>>>

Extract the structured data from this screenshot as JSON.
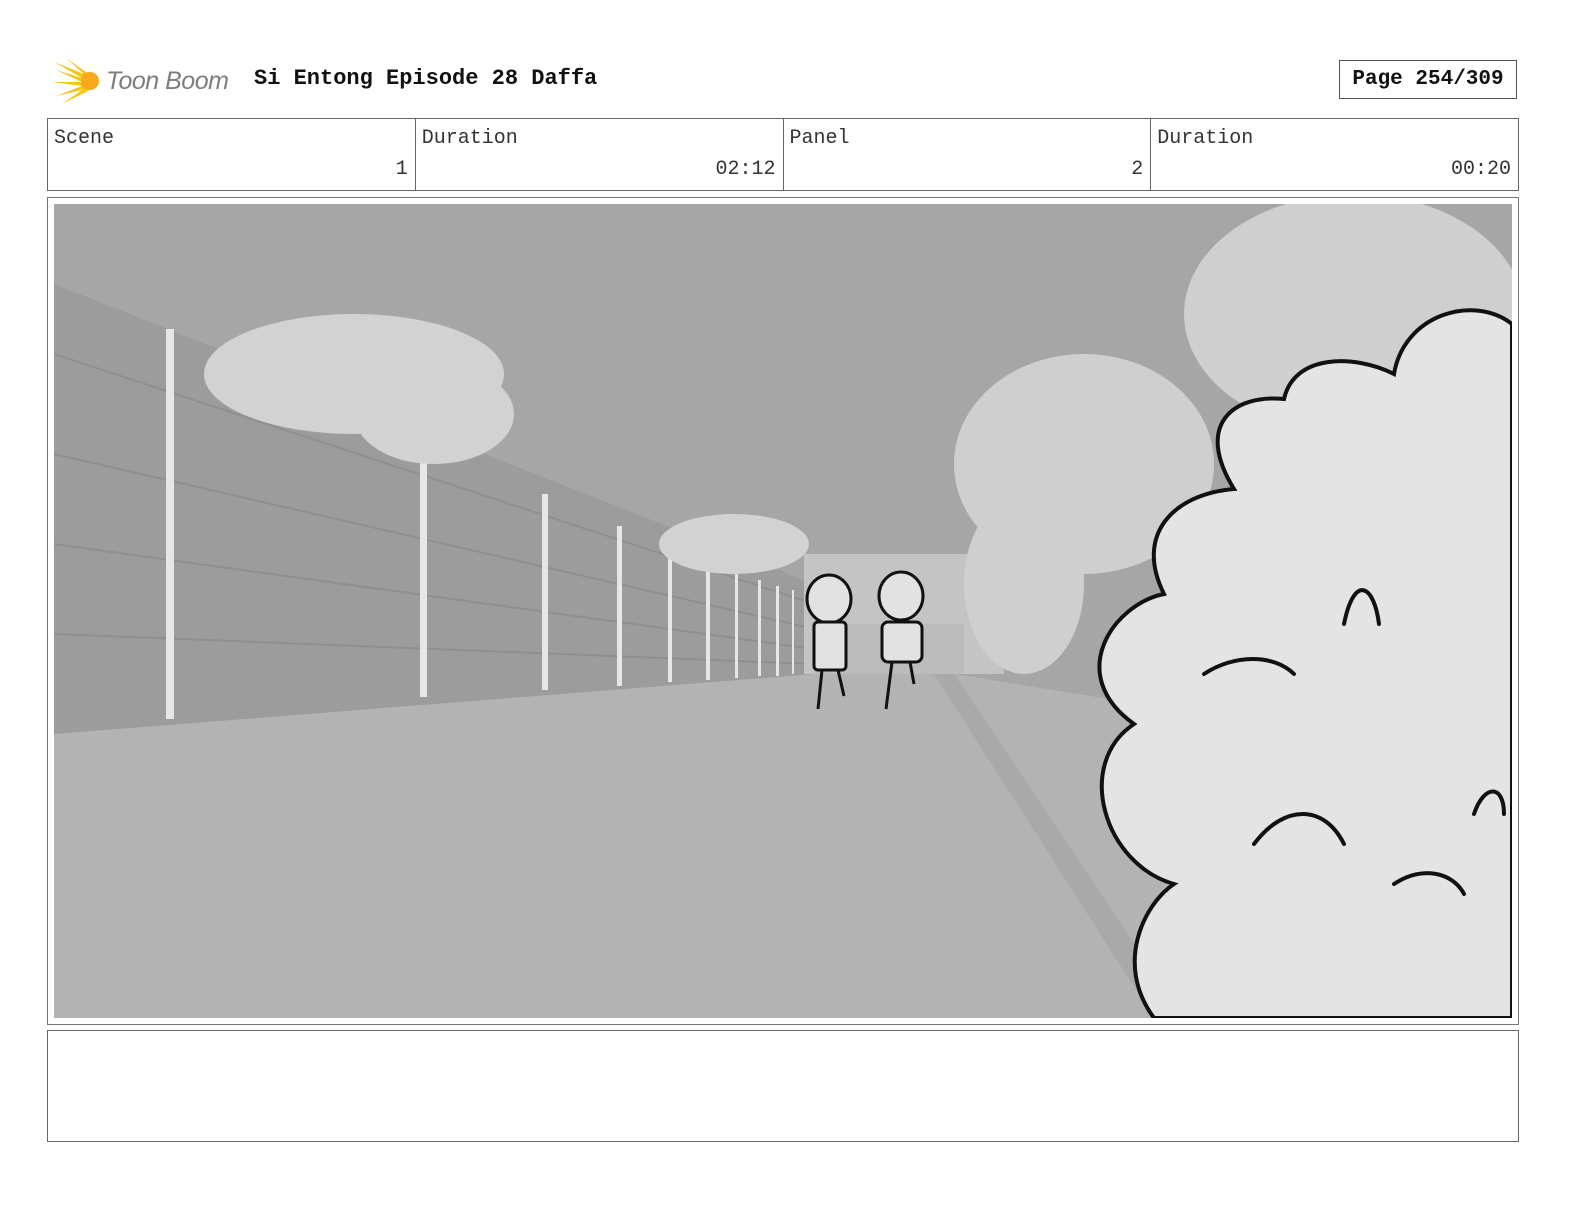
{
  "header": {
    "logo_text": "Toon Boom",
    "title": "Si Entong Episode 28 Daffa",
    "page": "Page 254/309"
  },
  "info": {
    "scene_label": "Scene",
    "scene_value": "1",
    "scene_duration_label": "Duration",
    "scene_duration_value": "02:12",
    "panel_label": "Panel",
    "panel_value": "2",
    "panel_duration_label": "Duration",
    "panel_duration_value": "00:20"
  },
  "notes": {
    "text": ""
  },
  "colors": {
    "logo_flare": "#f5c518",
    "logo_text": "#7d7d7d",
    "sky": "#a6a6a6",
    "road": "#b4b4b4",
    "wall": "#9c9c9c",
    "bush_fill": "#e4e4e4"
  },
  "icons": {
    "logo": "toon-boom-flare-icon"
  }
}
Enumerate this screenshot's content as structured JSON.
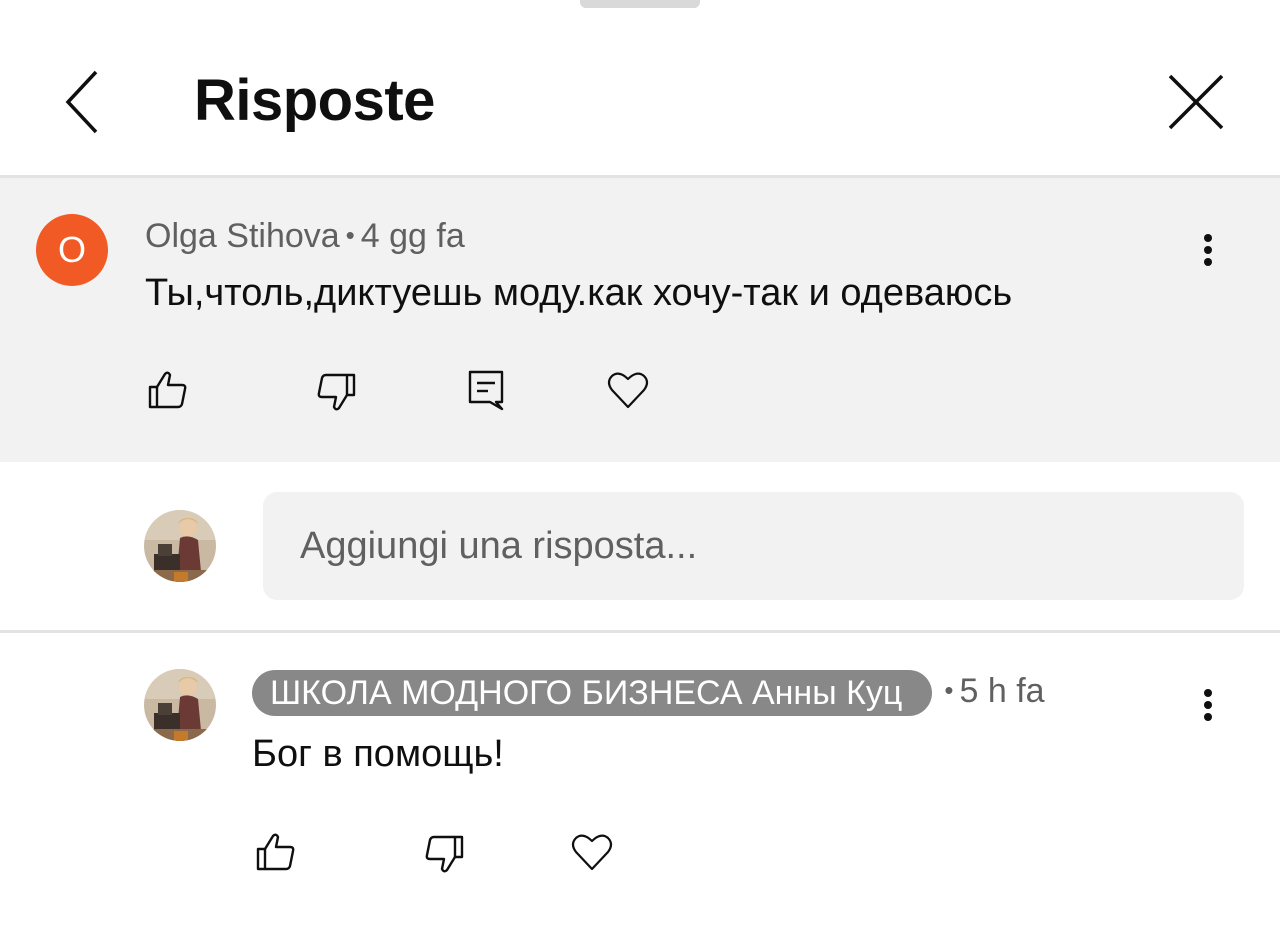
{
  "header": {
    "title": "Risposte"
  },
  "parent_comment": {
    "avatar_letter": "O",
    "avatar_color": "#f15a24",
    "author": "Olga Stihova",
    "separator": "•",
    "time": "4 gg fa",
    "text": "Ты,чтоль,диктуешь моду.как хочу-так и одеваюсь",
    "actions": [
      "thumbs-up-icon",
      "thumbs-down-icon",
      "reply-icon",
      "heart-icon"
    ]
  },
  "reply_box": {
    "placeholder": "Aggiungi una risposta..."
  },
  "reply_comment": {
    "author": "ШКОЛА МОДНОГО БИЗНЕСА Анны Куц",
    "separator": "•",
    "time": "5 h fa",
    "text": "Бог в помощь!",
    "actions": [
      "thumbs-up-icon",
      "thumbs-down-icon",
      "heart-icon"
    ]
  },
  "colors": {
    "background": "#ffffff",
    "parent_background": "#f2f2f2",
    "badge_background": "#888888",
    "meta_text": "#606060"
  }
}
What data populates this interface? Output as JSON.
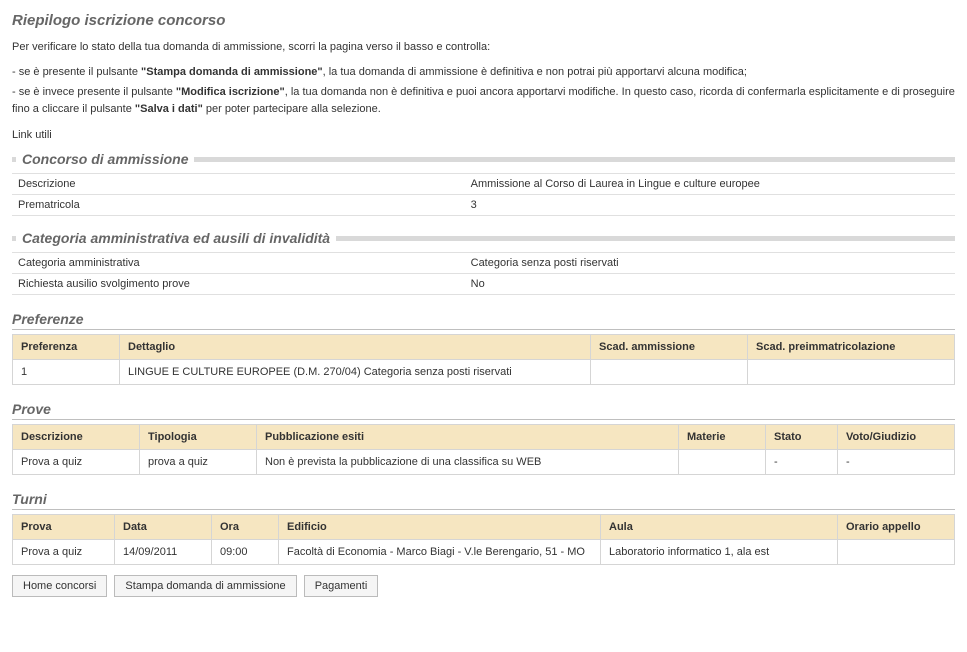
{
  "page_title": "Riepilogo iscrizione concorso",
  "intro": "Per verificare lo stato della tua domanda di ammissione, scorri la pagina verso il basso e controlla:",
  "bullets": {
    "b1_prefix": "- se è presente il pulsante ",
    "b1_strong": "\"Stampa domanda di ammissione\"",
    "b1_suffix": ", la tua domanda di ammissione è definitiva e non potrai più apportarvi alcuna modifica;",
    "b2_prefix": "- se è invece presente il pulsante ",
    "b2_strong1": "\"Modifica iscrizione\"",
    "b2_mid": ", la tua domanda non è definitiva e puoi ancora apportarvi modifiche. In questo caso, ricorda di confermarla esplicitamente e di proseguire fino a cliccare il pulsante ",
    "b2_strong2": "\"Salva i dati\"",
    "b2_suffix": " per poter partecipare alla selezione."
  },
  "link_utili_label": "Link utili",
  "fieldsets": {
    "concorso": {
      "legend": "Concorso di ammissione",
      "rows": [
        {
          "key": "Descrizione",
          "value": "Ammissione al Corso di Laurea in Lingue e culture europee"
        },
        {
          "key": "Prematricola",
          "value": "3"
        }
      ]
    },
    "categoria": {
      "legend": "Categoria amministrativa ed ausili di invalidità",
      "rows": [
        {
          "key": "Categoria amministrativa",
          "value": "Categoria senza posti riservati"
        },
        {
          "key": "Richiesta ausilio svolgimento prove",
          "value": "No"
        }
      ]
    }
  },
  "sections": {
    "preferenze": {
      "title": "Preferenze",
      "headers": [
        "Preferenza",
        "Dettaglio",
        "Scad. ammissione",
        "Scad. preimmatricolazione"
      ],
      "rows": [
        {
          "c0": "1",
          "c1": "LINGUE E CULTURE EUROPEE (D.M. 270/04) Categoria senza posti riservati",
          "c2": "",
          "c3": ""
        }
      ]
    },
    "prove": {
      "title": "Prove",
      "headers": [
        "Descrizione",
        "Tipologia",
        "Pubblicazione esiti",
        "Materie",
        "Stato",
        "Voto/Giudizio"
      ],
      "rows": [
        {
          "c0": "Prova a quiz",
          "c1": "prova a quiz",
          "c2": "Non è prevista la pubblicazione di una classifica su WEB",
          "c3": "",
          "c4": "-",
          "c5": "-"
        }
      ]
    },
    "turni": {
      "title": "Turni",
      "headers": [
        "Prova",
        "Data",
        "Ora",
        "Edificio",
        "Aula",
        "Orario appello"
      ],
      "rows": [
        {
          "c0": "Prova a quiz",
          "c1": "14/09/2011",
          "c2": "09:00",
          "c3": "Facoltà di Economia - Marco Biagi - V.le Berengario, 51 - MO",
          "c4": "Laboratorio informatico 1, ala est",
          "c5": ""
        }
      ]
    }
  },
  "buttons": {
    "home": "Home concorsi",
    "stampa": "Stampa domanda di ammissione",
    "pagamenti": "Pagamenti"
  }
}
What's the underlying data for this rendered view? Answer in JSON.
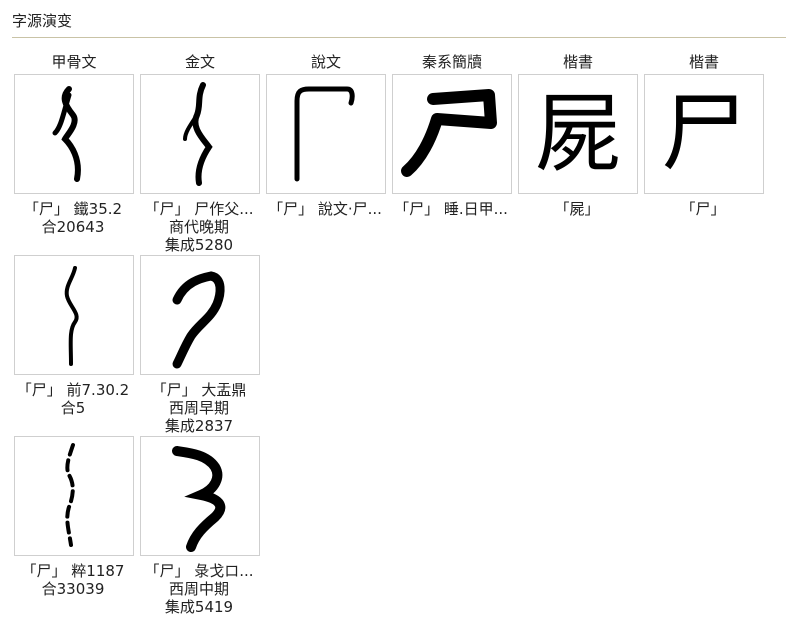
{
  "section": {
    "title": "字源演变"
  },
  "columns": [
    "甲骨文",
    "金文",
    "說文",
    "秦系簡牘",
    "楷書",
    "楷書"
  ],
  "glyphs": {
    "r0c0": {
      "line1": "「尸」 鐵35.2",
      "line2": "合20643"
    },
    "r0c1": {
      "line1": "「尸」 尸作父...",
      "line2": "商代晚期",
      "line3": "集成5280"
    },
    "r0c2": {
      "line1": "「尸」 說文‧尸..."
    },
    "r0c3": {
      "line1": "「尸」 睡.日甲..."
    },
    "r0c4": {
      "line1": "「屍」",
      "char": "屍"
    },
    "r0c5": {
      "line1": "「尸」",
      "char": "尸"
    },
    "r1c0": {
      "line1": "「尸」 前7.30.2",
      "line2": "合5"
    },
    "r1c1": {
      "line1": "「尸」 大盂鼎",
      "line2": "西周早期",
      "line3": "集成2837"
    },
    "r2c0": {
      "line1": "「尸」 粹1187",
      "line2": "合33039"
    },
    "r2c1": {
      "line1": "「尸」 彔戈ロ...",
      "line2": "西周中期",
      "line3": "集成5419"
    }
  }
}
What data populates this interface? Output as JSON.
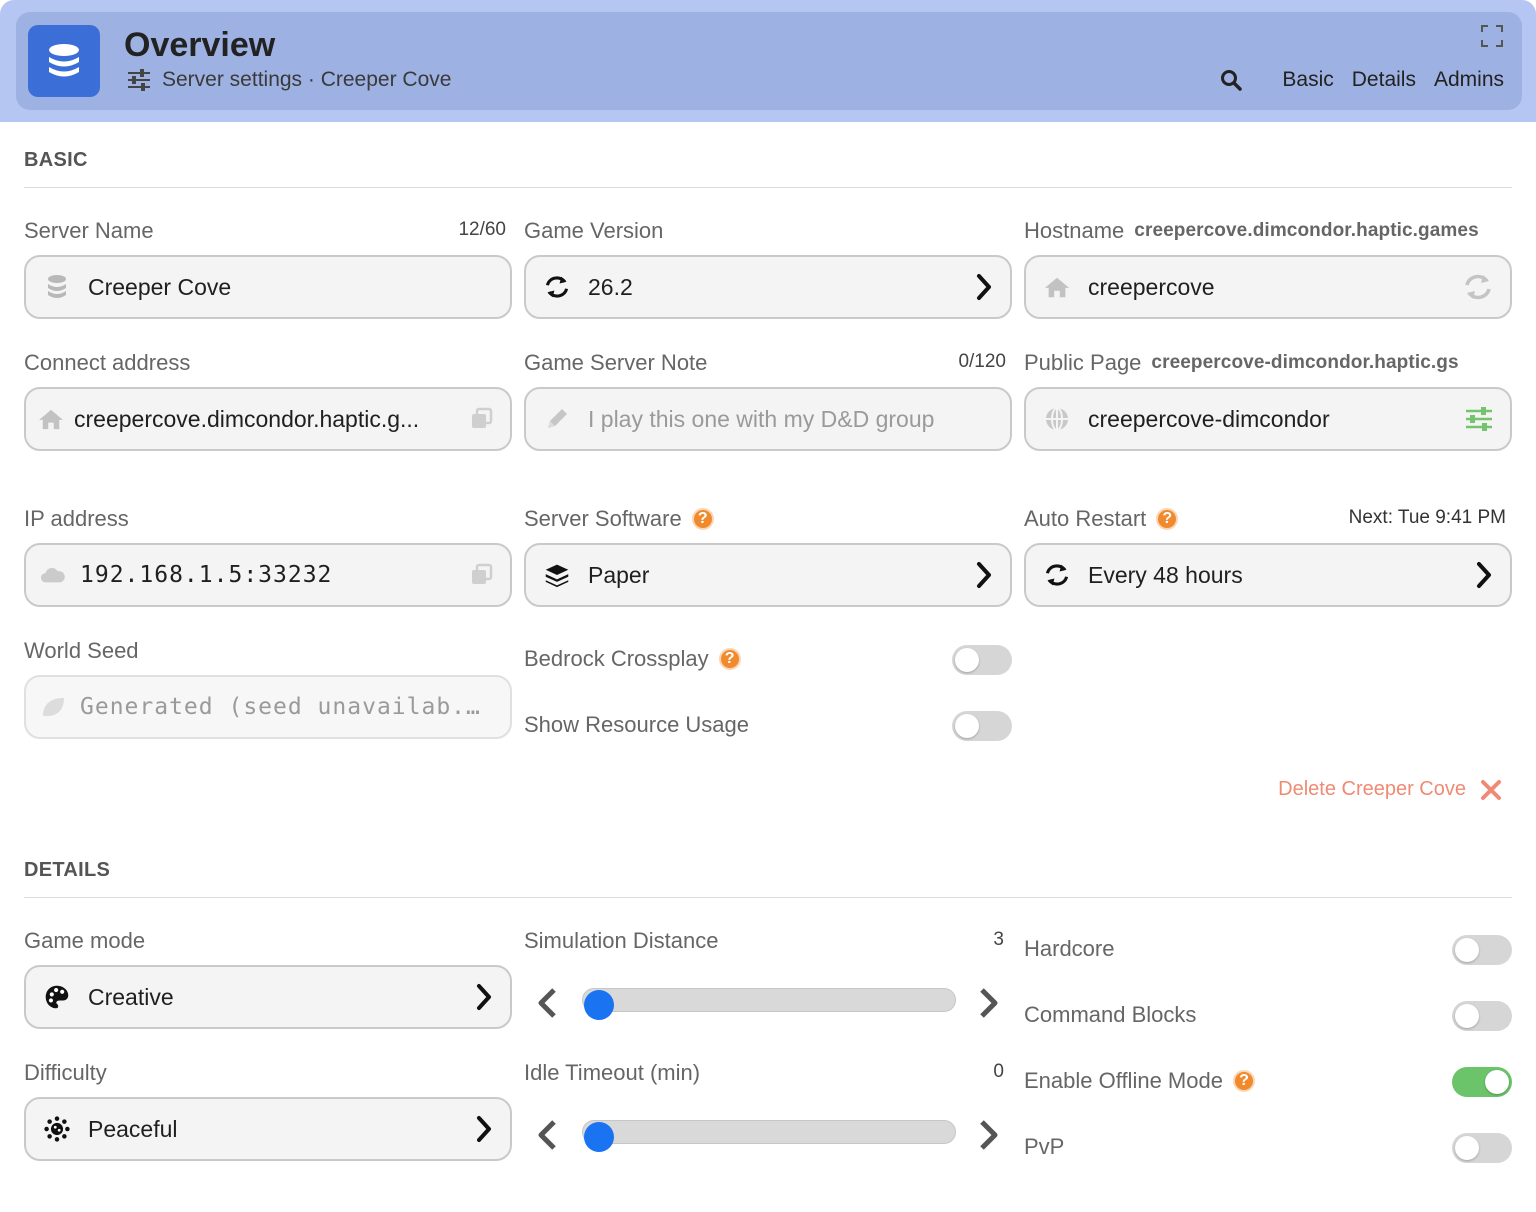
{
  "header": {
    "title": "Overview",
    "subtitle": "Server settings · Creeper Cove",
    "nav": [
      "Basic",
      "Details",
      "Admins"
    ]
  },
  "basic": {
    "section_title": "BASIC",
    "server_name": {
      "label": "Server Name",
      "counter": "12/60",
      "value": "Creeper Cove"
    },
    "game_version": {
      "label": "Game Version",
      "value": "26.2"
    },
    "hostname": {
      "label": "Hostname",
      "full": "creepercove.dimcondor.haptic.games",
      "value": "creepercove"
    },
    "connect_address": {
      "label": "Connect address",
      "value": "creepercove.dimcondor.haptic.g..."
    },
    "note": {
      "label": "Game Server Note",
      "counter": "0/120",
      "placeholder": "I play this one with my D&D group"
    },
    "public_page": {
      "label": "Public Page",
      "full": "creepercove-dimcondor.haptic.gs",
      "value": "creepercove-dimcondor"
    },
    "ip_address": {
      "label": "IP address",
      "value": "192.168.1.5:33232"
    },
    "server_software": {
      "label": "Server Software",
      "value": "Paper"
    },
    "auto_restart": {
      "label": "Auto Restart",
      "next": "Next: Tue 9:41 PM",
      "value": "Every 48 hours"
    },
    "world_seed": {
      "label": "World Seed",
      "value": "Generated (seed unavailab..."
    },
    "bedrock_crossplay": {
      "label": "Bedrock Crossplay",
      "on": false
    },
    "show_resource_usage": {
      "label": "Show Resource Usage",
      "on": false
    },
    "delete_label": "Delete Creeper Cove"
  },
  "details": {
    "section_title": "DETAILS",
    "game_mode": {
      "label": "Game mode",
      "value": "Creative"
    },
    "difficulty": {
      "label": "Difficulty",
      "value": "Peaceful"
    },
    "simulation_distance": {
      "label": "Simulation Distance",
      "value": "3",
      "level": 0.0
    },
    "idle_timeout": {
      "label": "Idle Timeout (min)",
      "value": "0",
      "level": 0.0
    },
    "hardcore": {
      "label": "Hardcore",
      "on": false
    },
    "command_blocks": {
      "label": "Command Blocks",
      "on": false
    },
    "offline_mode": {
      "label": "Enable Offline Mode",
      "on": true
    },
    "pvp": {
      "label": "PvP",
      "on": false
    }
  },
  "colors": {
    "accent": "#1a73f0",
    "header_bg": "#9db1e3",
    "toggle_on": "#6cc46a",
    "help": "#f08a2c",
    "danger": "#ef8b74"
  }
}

<<<

List each line holding the string "haptic".

      "full": "creepercove.dimcondor.haptic.games",
      "value": "creepercove.dimcondor.haptic.g..."
      "full": "creepercove-dimcondor.haptic.gs",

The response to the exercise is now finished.